* **Task a**
In the OMERO training thread, how many training users were created with OME scripts?

Open pwalczysko opened 3 years ago
I'll add a few thoughts:
1) We've been playing with the idea of a self-contained "omero-training" docker-compose that we can just spin up in the cloud that would already include a preset database with users, imported data and so on, so I guess an ansible playbook with these features would fulfill a similar need. Ideally, I would love to have an easily-deployable "OME-default OMERO training server" that could run in the cloud, for example.
2) Our users/groups approach was to use OME scripts to create 50 training users in a "training" group, and between training sessions we "clean up" and undo most of the changes that happen during a training session. We're already using OME scripts to do most of this - I think currently the main manual steps are deleting tags and attachments IIRC. 3) To avoid data multiplication we in-place import the same data to every user, which is good, but people still get confused when trying to look at each other's data: they see the same data again. Maybe it might be worth in-place importing the same data, but changing names ("user1_randomimage.tif" instead of "randomimage.tif"). Something for the future!
3) The Crop workflow under OMERO.figure is the kind of functionality I only go into if I have a lot of time to explain it in detail. I understand how useful it can be, but in general for a training session that is limited in time I stick to zoom/pan of multiple panels and don't touch it at all. Once in a while someone will come to me with a "can I do X in OMERO.Figure" question and I'm more than happy to explain that when needed outside the training workshop context.
4) For Python+OMERO, we've moved to using a lot of our own convenience functions in training. Last time we ran an "OMERO for developers" workshop, we spun up a JupyterHub in GCP and cloned our repo with notebooks (https://github.com/TheJacksonLaboratory/omero_for_developers) directly there. Because our GCP instance has VPN access, we could still do work in our internal dev server.
Some ideas too We woudl also love some docker (or ansyble). It would be nice if somehow the groups/users would be configurable through some kind of yml or toml file. Actually for our training I would like to create more meaningful users based on known French Comics. That would not only add a funny side, but also, users will identify more clearly some of the concepts. If configurable, people may use lists of known groups that are known locally. You may use pictures and demo that feature (I do not think we would run into copyright issues if it is us grasping the image from a URL or so). e.g.

* **Extracted records**
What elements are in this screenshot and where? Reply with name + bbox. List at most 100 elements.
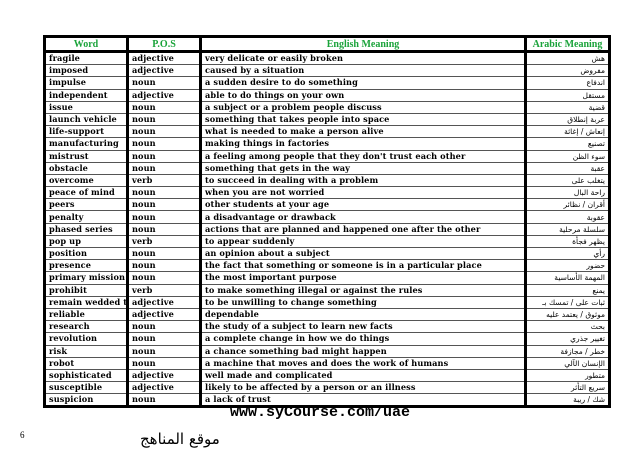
table-row: launch vehicle noun something that takes p… [44, 113, 610, 127]
cell-word: primary mission [44, 271, 129, 285]
cell-english-meaning: a feeling among people that they don't t… [200, 150, 527, 163]
table-row: life-support noun what is needed to make a… [44, 125, 610, 139]
table-row: peers noun other students at your age أقران… [44, 198, 610, 212]
table-row: sophisticated adjective well made and comp… [44, 369, 610, 383]
cell-word: remain wedded to [44, 296, 129, 309]
cell-pos: adjective [127, 51, 202, 66]
cell-english-meaning: to make something illegal or against the… [200, 284, 527, 297]
cell-english-meaning: dependable [200, 308, 527, 322]
cell-english-meaning: to be unwilling to change something [200, 296, 527, 309]
cell-english-meaning: a chance something bad might happen [200, 345, 527, 358]
cell-pos: noun [127, 162, 202, 175]
cell-pos: noun [127, 186, 202, 200]
cell-arabic-meaning: بحث [525, 320, 610, 334]
cell-arabic-meaning: خطر / مجازفة [525, 345, 610, 358]
table-row: reliable adjective dependable موثوق / يعتمد… [44, 308, 610, 322]
cell-arabic-meaning: عقوبة [525, 210, 610, 224]
cell-word: peers [44, 198, 129, 212]
cell-word: mistrust [44, 150, 129, 163]
cell-pos: adjective [127, 296, 202, 309]
cell-arabic-meaning: يظهر فجأة [525, 235, 610, 249]
cell-english-meaning: a machine that moves and does the work o… [200, 357, 527, 370]
cell-word: penalty [44, 210, 129, 224]
cell-pos: adjective [127, 308, 202, 322]
cell-english-meaning: actions that are planned and happened on… [200, 223, 527, 236]
table-row: primary mission noun the most important pu… [44, 271, 610, 285]
cell-pos: noun [127, 210, 202, 224]
table-row: overcome verb to succeed in dealing with a… [44, 174, 610, 188]
table-row: phased series noun actions that are planne… [44, 223, 610, 236]
cell-pos: noun [127, 125, 202, 139]
cell-english-meaning: something that gets in the way [200, 162, 527, 175]
cell-word: manufacturing [44, 137, 129, 151]
table-row: peace of mind noun when you are not worrie… [44, 186, 610, 200]
cell-word: issue [44, 101, 129, 114]
cell-english-meaning: what is needed to make a person alive [200, 125, 527, 139]
table-row: independent adjective able to do things on… [44, 89, 610, 102]
header-word: Word [44, 36, 129, 53]
table-row: position noun an opinion about a subject رأ… [44, 247, 610, 261]
cell-word: impulse [44, 76, 129, 90]
cell-english-meaning: caused by a situation [200, 64, 527, 78]
cell-english-meaning: to succeed in dealing with a problem [200, 174, 527, 188]
cell-pos: noun [127, 320, 202, 334]
table-row: impulse noun a sudden desire to do somethi… [44, 76, 610, 90]
cell-word: risk [44, 345, 129, 358]
table-row: prohibit verb to make something illegal or… [44, 284, 610, 297]
cell-english-meaning: very delicate or easily broken [200, 51, 527, 66]
cell-english-meaning: an opinion about a subject [200, 247, 527, 261]
table-row: remain wedded to adjective to be unwilling… [44, 296, 610, 309]
cell-word: suspicion [44, 393, 129, 408]
cell-arabic-meaning: شك / ريبة [525, 393, 610, 408]
cell-arabic-meaning: حضور [525, 259, 610, 273]
cell-word: peace of mind [44, 186, 129, 200]
cell-english-meaning: able to do things on your own [200, 89, 527, 102]
cell-word: revolution [44, 332, 129, 346]
header-arabic-meaning: Arabic Meaning [525, 36, 610, 53]
cell-arabic-meaning: المهمة الأساسية [525, 271, 610, 285]
cell-pos: noun [127, 150, 202, 163]
table-row: suspicion noun a lack of trust شك / ريبة [44, 393, 610, 408]
cell-english-meaning: a subject or a problem people discuss [200, 101, 527, 114]
table-row: robot noun a machine that moves and does t… [44, 357, 610, 370]
cell-word: position [44, 247, 129, 261]
cell-arabic-meaning: رأي [525, 247, 610, 261]
cell-pos: noun [127, 393, 202, 408]
table-row: risk noun a chance something bad might hap… [44, 345, 610, 358]
cell-word: overcome [44, 174, 129, 188]
cell-word: susceptible [44, 381, 129, 395]
cell-word: launch vehicle [44, 113, 129, 127]
table-row: pop up verb to appear suddenly يظهر فجأة [44, 235, 610, 249]
cell-pos: adjective [127, 64, 202, 78]
cell-pos: noun [127, 271, 202, 285]
cell-arabic-meaning: مفروض [525, 64, 610, 78]
cell-pos: adjective [127, 381, 202, 395]
cell-word: reliable [44, 308, 129, 322]
cell-english-meaning: well made and complicated [200, 369, 527, 383]
cell-arabic-meaning: متطور [525, 369, 610, 383]
cell-english-meaning: likely to be affected by a person or an … [200, 381, 527, 395]
table-header-row: Word P.O.S English Meaning Arabic Meanin… [44, 36, 610, 53]
cell-arabic-meaning: قضية [525, 101, 610, 114]
website-url: www.syCourse.com/uae [229, 404, 411, 421]
cell-arabic-meaning: يمنع [525, 284, 610, 297]
cell-arabic-meaning: موثوق / يعتمد عليه [525, 308, 610, 322]
cell-word: pop up [44, 235, 129, 249]
cell-pos: adjective [127, 89, 202, 102]
cell-pos: noun [127, 113, 202, 127]
cell-english-meaning: a complete change in how we do things [200, 332, 527, 346]
cell-pos: verb [127, 235, 202, 249]
table-row: mistrust noun a feeling among people that … [44, 150, 610, 163]
table-row: fragile adjective very delicate or easily … [44, 51, 610, 66]
cell-word: robot [44, 357, 129, 370]
cell-arabic-meaning: عقبة [525, 162, 610, 175]
cell-english-meaning: a sudden desire to do something [200, 76, 527, 90]
vocabulary-table: Word P.O.S English Meaning Arabic Meanin… [43, 35, 611, 409]
cell-pos: adjective [127, 369, 202, 383]
cell-word: phased series [44, 223, 129, 236]
cell-arabic-meaning: تصنيع [525, 137, 610, 151]
cell-pos: noun [127, 101, 202, 114]
cell-pos: verb [127, 174, 202, 188]
header-pos: P.O.S [127, 36, 202, 53]
cell-word: obstacle [44, 162, 129, 175]
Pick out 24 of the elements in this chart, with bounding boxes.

* **Task b**
Arrange the listing lines from the line with "table-row: launch vehicle" to the line with "table-row: life-support noun", both included, as a Markdown table with columns n and Line. Give each line a row number and leave out blank lines.

* **Exercise output a**
50 training users, in a "training" group.

* **Exercise output b**
| n | Line |
|---|---|
| 1 | table-row: launch vehicle noun something that takes p… [44, 113, 610, 127] |
| 2 | cell-word: primary mission [44, 271, 129, 285] |
| 3 | cell-english-meaning: a feeling among people that they don't t… [200, 150, 527, 163] |
| 4 | table-row: life-support noun what is needed to make a… [44, 125, 610, 139] |